__What you have to do__
Pull out every line in the data that has the string "icon" in it.

__Given data__
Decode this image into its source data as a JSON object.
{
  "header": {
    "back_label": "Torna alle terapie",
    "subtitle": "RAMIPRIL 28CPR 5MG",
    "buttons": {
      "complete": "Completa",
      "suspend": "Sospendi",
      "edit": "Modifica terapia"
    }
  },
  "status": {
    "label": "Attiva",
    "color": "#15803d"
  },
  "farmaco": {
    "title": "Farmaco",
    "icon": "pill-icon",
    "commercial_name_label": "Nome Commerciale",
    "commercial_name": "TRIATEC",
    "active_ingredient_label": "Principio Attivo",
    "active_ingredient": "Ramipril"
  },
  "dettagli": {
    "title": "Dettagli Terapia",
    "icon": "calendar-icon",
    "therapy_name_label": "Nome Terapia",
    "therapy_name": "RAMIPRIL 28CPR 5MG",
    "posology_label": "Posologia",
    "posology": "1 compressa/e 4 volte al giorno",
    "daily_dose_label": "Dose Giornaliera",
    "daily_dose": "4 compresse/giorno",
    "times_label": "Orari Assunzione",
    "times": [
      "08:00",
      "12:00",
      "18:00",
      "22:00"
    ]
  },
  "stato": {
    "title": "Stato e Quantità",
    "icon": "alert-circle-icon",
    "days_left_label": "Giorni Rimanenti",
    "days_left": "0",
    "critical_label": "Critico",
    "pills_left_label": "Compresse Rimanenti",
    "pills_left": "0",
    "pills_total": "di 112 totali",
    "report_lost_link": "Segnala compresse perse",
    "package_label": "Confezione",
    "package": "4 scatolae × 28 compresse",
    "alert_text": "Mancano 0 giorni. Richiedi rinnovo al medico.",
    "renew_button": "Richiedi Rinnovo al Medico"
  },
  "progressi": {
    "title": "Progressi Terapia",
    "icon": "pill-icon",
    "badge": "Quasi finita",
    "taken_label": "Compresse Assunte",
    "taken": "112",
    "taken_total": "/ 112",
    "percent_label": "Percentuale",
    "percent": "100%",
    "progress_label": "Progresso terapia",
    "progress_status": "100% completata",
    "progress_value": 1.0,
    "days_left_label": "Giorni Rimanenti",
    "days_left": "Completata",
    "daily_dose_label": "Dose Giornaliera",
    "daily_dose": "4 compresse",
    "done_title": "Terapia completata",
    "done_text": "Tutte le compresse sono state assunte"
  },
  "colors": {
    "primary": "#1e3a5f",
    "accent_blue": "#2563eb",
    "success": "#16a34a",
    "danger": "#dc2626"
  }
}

__The output__
    "icon": "pill-icon",
    "icon": "calendar-icon",
    "icon": "alert-circle-icon",
    "icon": "pill-icon",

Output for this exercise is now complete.